Reproduce each line from the records that holds "الإثنين".
## begin WORKING DATA
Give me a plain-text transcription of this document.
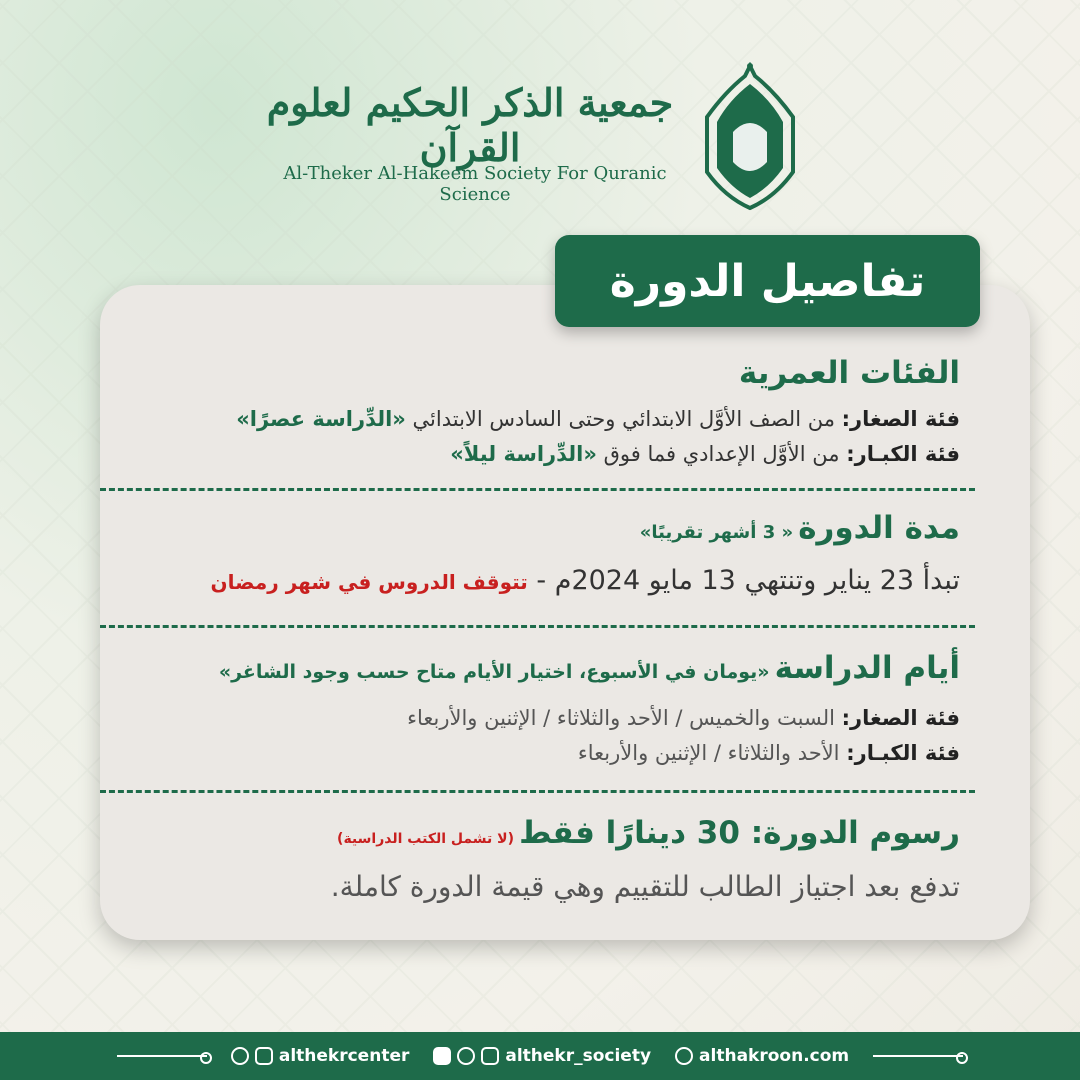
جمعية الذكر الحكيم لعلوم القرآن
Al-Theker Al-Hakeem Society For Quranic Science
تفاصيل الدورة
الفئات العمرية
فئة الصغار: من الصف الأوَّل الابتدائي وحتى السادس الابتدائي «الدِّراسة عصرًا»
فئة الكبـار: من الأوَّل الإعدادي فما فوق «الدِّراسة ليلاً»
مدة الدورة « 3 أشهر تقريبًا»
تبدأ 23 يناير وتنتهي 13 مايو 2024م - تتوقف الدروس في شهر رمضان
أيام الدراسة «يومان في الأسبوع، اختيار الأيام متاح حسب وجود الشاغر»
فئة الصغار: السبت والخميس / الأحد والثلاثاء / الإثنين والأربعاء
فئة الكبـار: الأحد والثلاثاء / الإثنين والأربعاء
رسوم الدورة: 30 دينارًا فقط (لا تشمل الكتب الدراسية)
تدفع بعد اجتياز الطالب للتقييم وهي قيمة الدورة كاملة.
althekrcenter	althekr_society	althakroon.com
## end WORKING DATA
:: RESPONSE ::
فئة الصغار: السبت والخميس / الأحد والثلاثاء / الإثنين والأربعاء
فئة الكبـار: الأحد والثلاثاء / الإثنين والأربعاء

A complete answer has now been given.